* [Work to do]:
Whenever a line below holds the word "PENDIDIKAN", copy that line.

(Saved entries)
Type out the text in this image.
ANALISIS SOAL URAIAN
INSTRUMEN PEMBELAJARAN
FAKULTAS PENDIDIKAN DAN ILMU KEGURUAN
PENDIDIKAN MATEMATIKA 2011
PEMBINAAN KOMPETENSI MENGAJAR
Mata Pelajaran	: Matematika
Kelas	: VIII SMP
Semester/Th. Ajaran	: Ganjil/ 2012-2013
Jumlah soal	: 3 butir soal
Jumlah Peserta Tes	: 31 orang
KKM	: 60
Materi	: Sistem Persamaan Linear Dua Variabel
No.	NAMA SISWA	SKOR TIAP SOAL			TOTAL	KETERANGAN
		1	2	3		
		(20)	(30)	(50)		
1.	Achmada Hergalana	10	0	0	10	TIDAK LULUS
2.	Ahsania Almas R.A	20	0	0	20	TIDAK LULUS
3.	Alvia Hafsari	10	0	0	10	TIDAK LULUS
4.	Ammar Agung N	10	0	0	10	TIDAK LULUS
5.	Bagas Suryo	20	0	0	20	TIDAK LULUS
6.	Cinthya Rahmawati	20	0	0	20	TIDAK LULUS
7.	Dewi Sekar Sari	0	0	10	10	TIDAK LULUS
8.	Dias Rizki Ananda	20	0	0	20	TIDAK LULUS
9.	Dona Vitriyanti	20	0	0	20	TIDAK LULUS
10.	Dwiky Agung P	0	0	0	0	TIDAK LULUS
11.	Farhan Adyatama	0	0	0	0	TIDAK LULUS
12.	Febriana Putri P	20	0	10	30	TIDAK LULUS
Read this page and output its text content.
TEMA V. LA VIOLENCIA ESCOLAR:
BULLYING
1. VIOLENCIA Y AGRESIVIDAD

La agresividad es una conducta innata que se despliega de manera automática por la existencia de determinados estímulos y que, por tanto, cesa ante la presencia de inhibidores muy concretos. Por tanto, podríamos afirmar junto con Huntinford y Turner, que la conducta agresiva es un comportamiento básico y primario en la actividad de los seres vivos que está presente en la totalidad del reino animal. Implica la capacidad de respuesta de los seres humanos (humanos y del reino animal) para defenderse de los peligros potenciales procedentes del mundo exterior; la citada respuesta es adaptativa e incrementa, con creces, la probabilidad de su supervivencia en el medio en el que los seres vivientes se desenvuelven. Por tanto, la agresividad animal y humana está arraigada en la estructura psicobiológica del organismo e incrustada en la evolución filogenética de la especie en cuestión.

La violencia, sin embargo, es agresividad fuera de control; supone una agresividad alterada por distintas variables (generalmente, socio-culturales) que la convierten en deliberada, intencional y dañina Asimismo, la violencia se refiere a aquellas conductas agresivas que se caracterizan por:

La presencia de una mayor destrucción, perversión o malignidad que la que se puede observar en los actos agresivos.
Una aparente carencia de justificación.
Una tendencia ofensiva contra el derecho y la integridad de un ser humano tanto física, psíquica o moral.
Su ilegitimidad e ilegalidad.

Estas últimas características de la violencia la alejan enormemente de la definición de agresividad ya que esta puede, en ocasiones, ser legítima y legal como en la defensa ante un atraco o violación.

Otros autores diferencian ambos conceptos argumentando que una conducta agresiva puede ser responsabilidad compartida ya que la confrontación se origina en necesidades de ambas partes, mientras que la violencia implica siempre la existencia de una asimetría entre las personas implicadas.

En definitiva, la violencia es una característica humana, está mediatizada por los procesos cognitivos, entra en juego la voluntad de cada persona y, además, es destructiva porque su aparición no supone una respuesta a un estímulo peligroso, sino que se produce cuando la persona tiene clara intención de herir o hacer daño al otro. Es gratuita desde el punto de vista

* [Answer in full]:
FAKULTAS PENDIDIKAN DAN ILMU KEGURUAN
PENDIDIKAN MATEMATIKA 2011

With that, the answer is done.